Task brief: Copy out every line of the records where the string "cette" occurs.

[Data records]

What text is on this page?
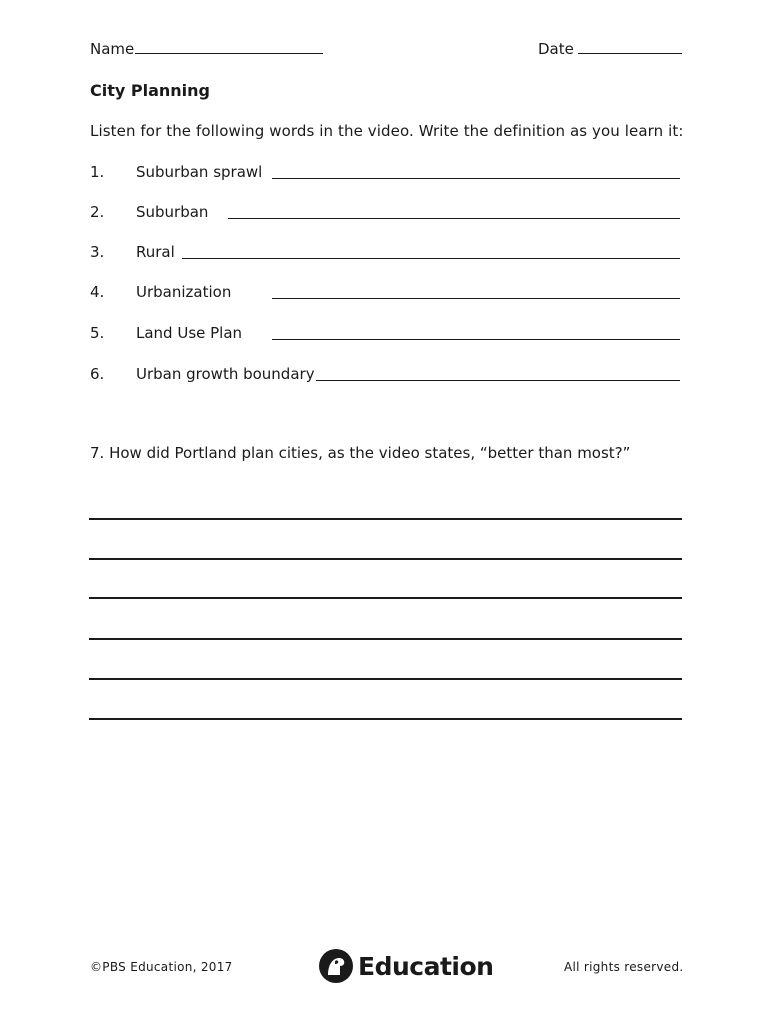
Name	Date
City Planning
Listen for the following words in the video. Write the definition as you learn it:
1. Suburban sprawl
2. Suburban
3. Rural
4. Urbanization
5. Land Use Plan
6. Urban growth boundary
7. How did Portland plan cities, as the video states, “better than most?”
©PBS Education, 2017	Education	All rights reserved.
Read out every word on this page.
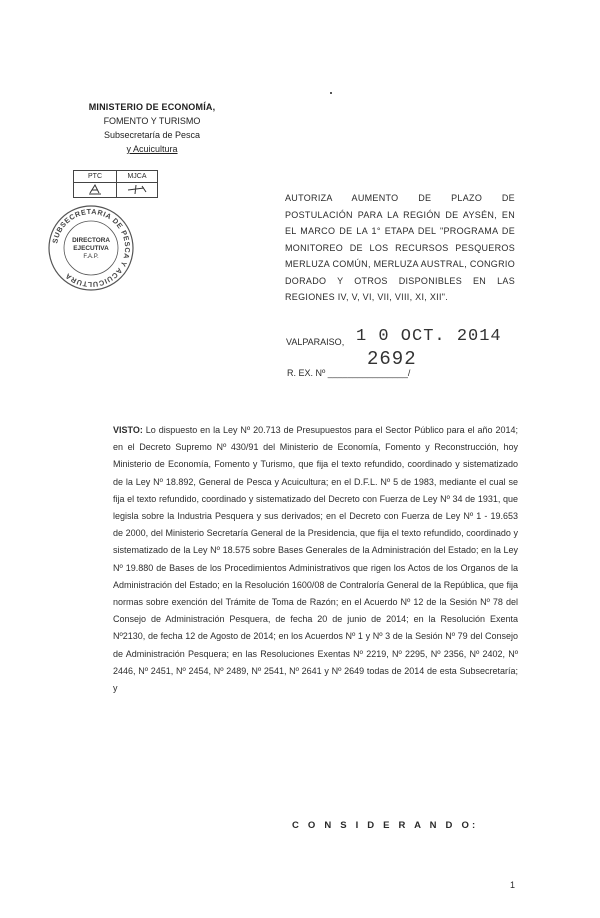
MINISTERIO DE ECONOMÍA,
FOMENTO Y TURISMO
Subsecretaría de Pesca
y Acuicultura
PTC	MJCA

SUBSECRETARIA DE PESCA Y ACUICULTURA
DIRECTORA
EJECUTIVA
F.A.P.
AUTORIZA AUMENTO DE PLAZO DE POSTULACIÓN PARA LA REGIÓN DE AYSÉN, EN EL MARCO DE LA 1° ETAPA DEL "PROGRAMA DE MONITOREO DE LOS RECURSOS PESQUEROS MERLUZA COMÚN, MERLUZA AUSTRAL, CONGRIO DORADO Y OTROS DISPONIBLES EN LAS REGIONES IV, V, VI, VII, VIII, XI, XII".
VALPARAISO, 1 0 OCT. 2014
2692
R. EX. Nº ________________/
VISTO: Lo dispuesto en la Ley Nº 20.713 de Presupuestos para el Sector Público para el año 2014; en el Decreto Supremo Nº 430/91 del Ministerio de Economía, Fomento y Reconstrucción, hoy Ministerio de Economía, Fomento y Turismo, que fija el texto refundido, coordinado y sistematizado de la Ley Nº 18.892, General de Pesca y Acuicultura; en el D.F.L. Nº 5 de 1983, mediante el cual se fija el texto refundido, coordinado y sistematizado del Decreto con Fuerza de Ley Nº 34 de 1931, que legisla sobre la Industria Pesquera y sus derivados; en el Decreto con Fuerza de Ley Nº 1 - 19.653 de 2000, del Ministerio Secretaría General de la Presidencia, que fija el texto refundido, coordinado y sistematizado de la Ley Nº 18.575 sobre Bases Generales de la Administración del Estado; en la Ley Nº 19.880 de Bases de los Procedimientos Administrativos que rigen los Actos de los Organos de la Administración del Estado; en la Resolución 1600/08 de Contraloría General de la República, que fija normas sobre exención del Trámite de Toma de Razón; en el Acuerdo Nº 12 de la Sesión Nº 78 del Consejo de Administración Pesquera, de fecha 20 de junio de 2014; en la Resolución Exenta Nº2130, de fecha 12 de Agosto de 2014; en los Acuerdos Nº 1 y Nº 3 de la Sesión Nº 79 del Consejo de Administración Pesquera; en las Resoluciones Exentas Nº 2219, Nº 2295, Nº 2356, Nº 2402, Nº 2446, Nº 2451, Nº 2454, Nº 2489, Nº 2541, Nº 2641 y Nº 2649 todas de 2014 de esta Subsecretaría; y
C O N S I D E R A N D O:
1
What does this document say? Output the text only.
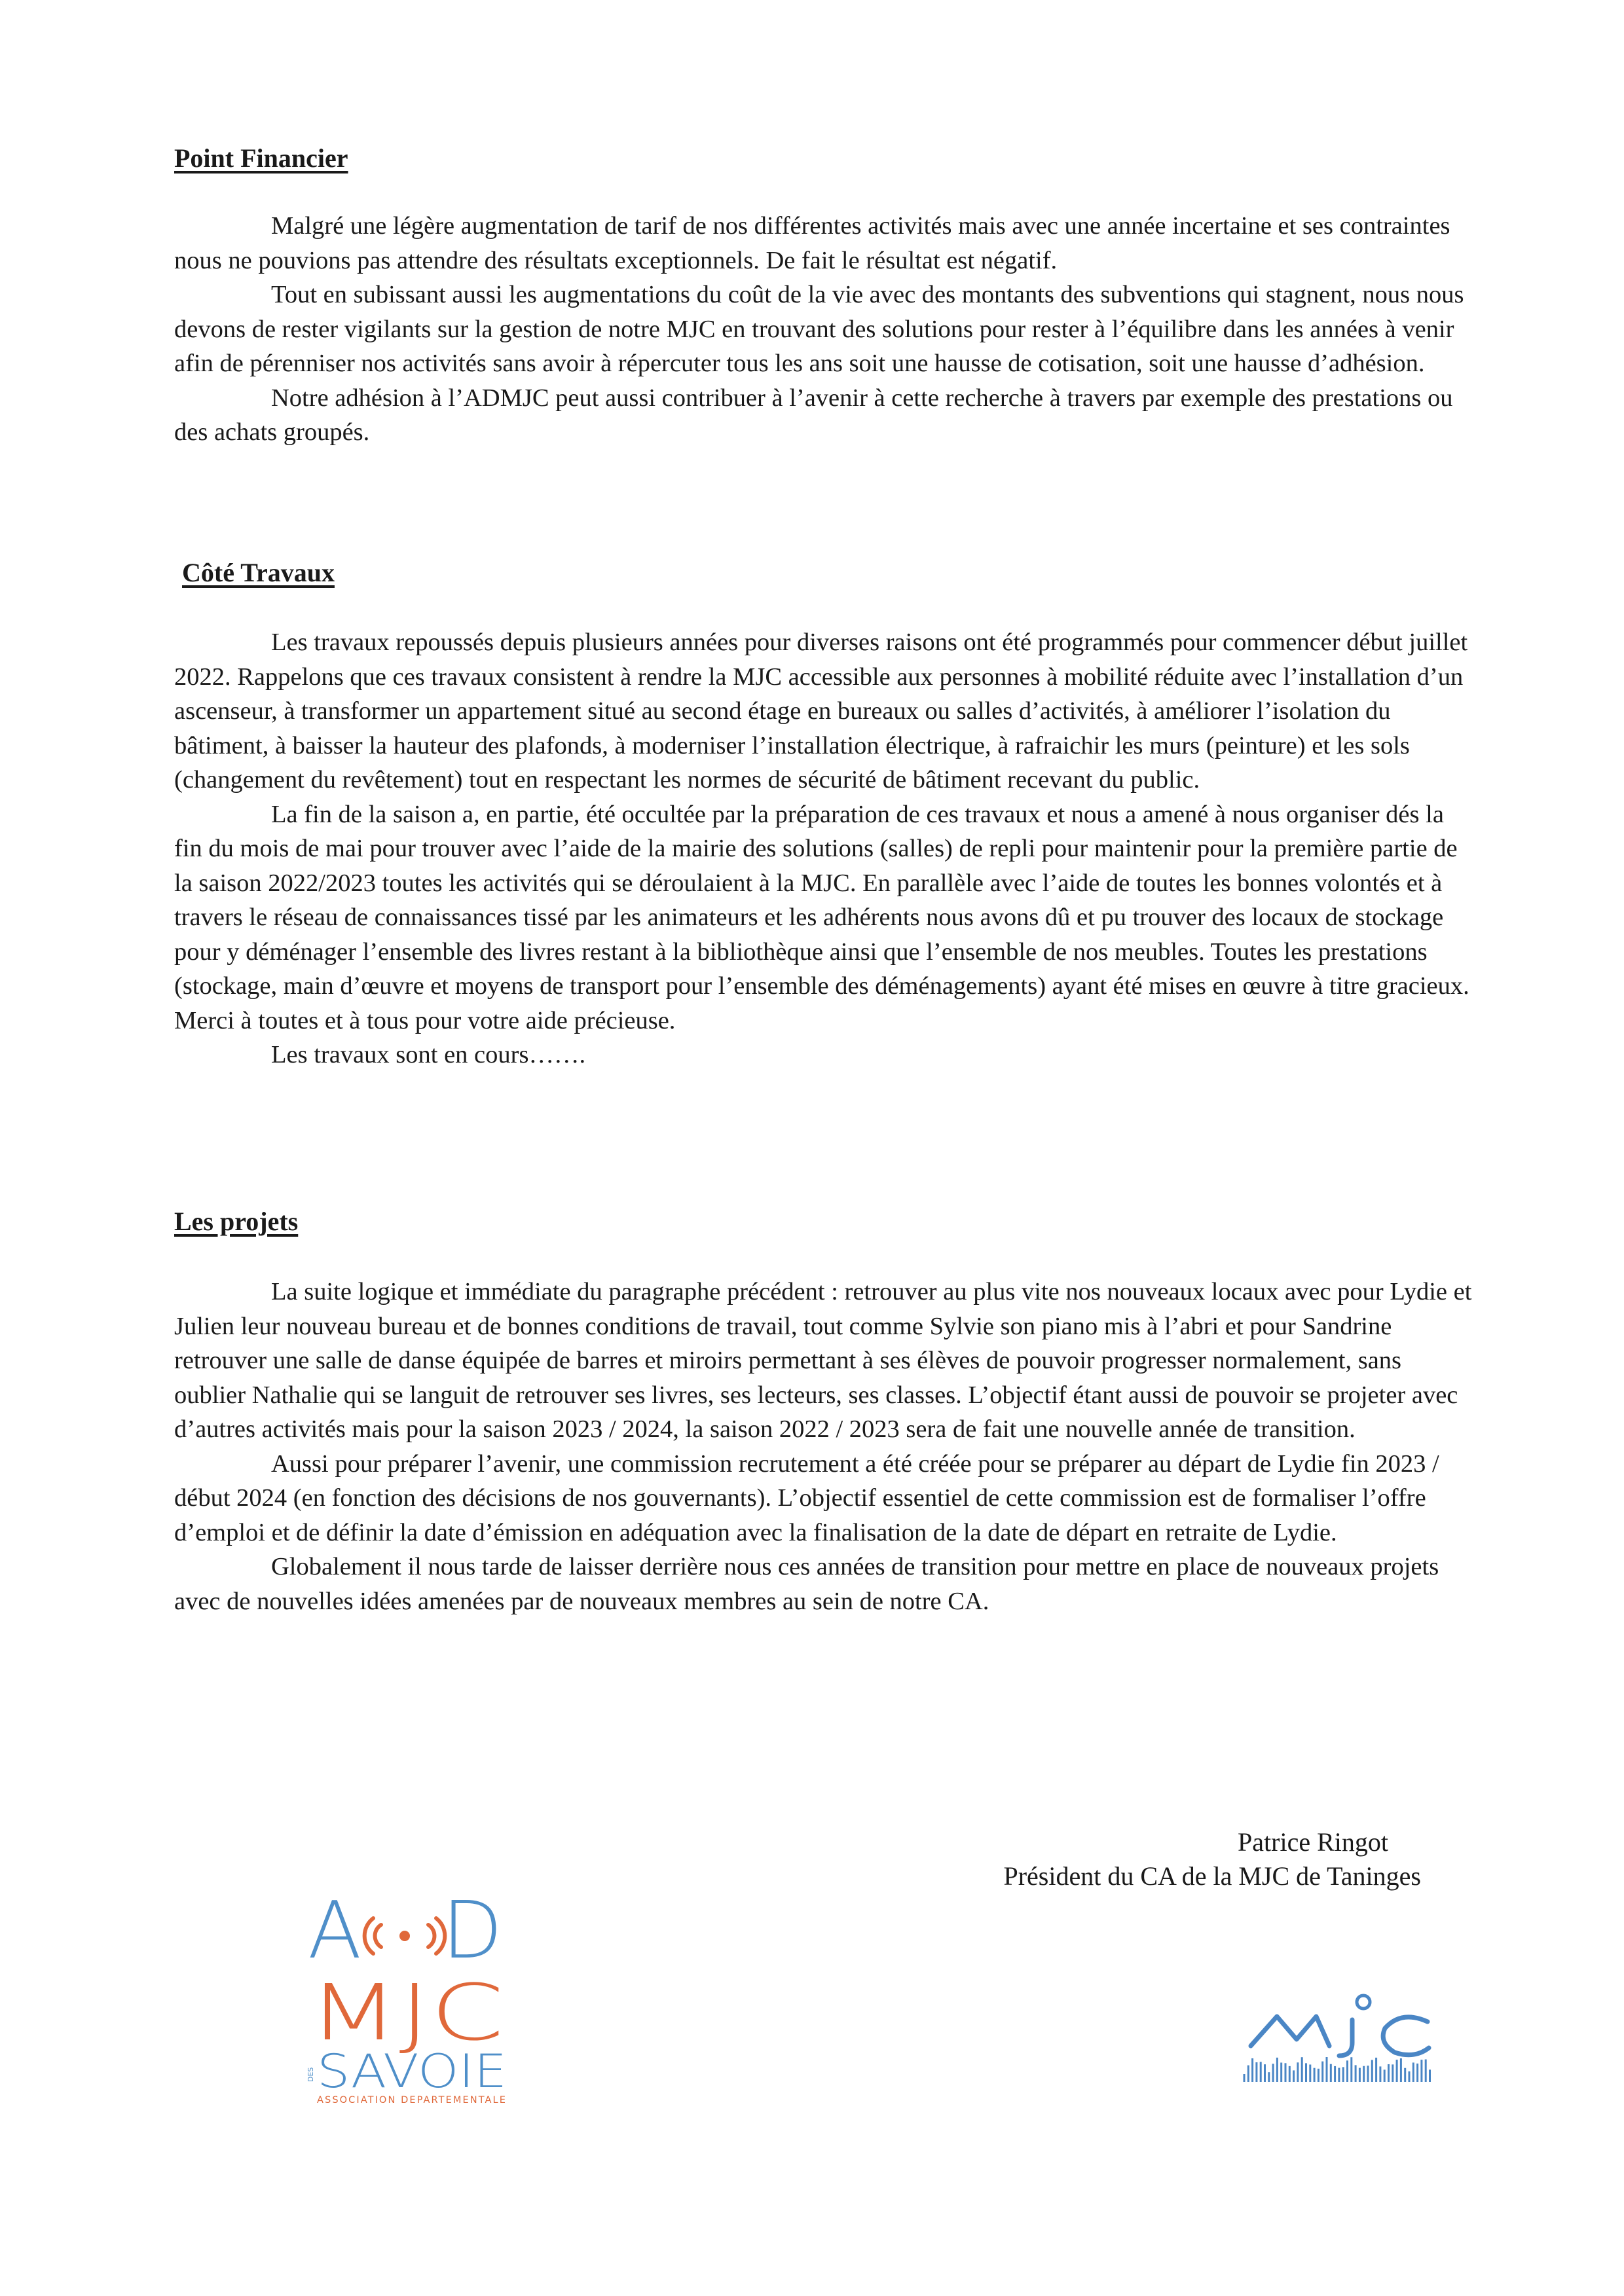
Point Financier

Malgré une légère augmentation de tarif de nos différentes activités mais avec une année incertaine et ses contraintes nous ne pouvions pas attendre des résultats exceptionnels. De fait le résultat est négatif.

Tout en subissant aussi les augmentations du coût de la vie avec des montants des subventions qui stagnent, nous nous devons de rester vigilants sur la gestion de notre MJC en trouvant des solutions pour rester à l’équilibre dans les années à venir afin de pérenniser nos activités sans avoir à répercuter tous les ans soit une hausse de cotisation, soit une hausse d’adhésion.

Notre adhésion à l’ADMJC peut aussi contribuer à l’avenir à cette recherche à travers par exemple des prestations ou des achats groupés.

Côté Travaux

Les travaux repoussés depuis plusieurs années pour diverses raisons ont été programmés pour commencer début juillet 2022. Rappelons que ces travaux consistent à rendre la MJC accessible aux personnes à mobilité réduite avec l’installation d’un ascenseur, à transformer un appartement situé au second étage en bureaux ou salles d’activités, à améliorer l’isolation du bâtiment, à baisser la hauteur des plafonds, à moderniser l’installation électrique, à rafraichir les murs (peinture) et les sols (changement du revêtement) tout en respectant les normes de sécurité de bâtiment recevant du public.

La fin de la saison a, en partie, été occultée par la préparation de ces travaux et nous a amené à nous organiser dés la fin du mois de mai pour trouver avec l’aide de la mairie des solutions (salles) de repli pour maintenir pour la première partie de la saison 2022/2023 toutes les activités qui se déroulaient à la MJC. En parallèle avec l’aide de toutes les bonnes volontés et à travers le réseau de connaissances tissé par les animateurs et les adhérents nous avons dû et pu trouver des locaux de stockage pour y déménager l’ensemble des livres restant à la bibliothèque ainsi que l’ensemble de nos meubles. Toutes les prestations (stockage, main d’œuvre et moyens de transport pour l’ensemble des déménagements) ayant été mises en œuvre à titre gracieux. Merci à toutes et à tous pour votre aide précieuse.

Les travaux sont en cours…….

Les projets

La suite logique et immédiate du paragraphe précédent : retrouver au plus vite nos nouveaux locaux avec pour Lydie et Julien leur nouveau bureau et de bonnes conditions de travail, tout comme Sylvie son piano mis à l’abri et pour Sandrine retrouver une salle de danse équipée de barres et miroirs permettant à ses élèves de pouvoir progresser normalement, sans oublier Nathalie qui se languit de retrouver ses livres, ses lecteurs, ses classes. L’objectif étant aussi de pouvoir se projeter avec d’autres activités mais pour la saison 2023 / 2024, la saison 2022 / 2023 sera de fait une nouvelle année de transition.

Aussi pour préparer l’avenir, une commission recrutement a été créée pour se préparer au départ de Lydie fin 2023 / début 2024 (en fonction des décisions de nos gouvernants). L’objectif essentiel de cette commission est de formaliser l’offre d’emploi et de définir la date d’émission en adéquation avec la finalisation de la date de départ en retraite de Lydie.

Globalement il nous tarde de laisser derrière nous ces années de transition pour mettre en place de nouveaux projets avec de nouvelles idées amenées par de nouveaux membres au sein de notre CA.

Patrice Ringot
Président du CA de la MJC de Taninges
A D
MJC
DES SAVOIE
ASSOCIATION DEPARTEMENTALE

Exercise result:
Notre adhésion à l’ADMJC peut aussi contribuer à l’avenir à cette recherche à travers par exemple des prestations ou des achats groupés.
Aussi pour préparer l’avenir, une commission recrutement a été créée pour se préparer au départ de Lydie fin 2023 / début 2024 (en fonction des décisions de nos gouvernants). L’objectif essentiel de cette commission est de formaliser l’offre d’emploi et de définir la date d’émission en adéquation avec la finalisation de la date de départ en retraite de Lydie.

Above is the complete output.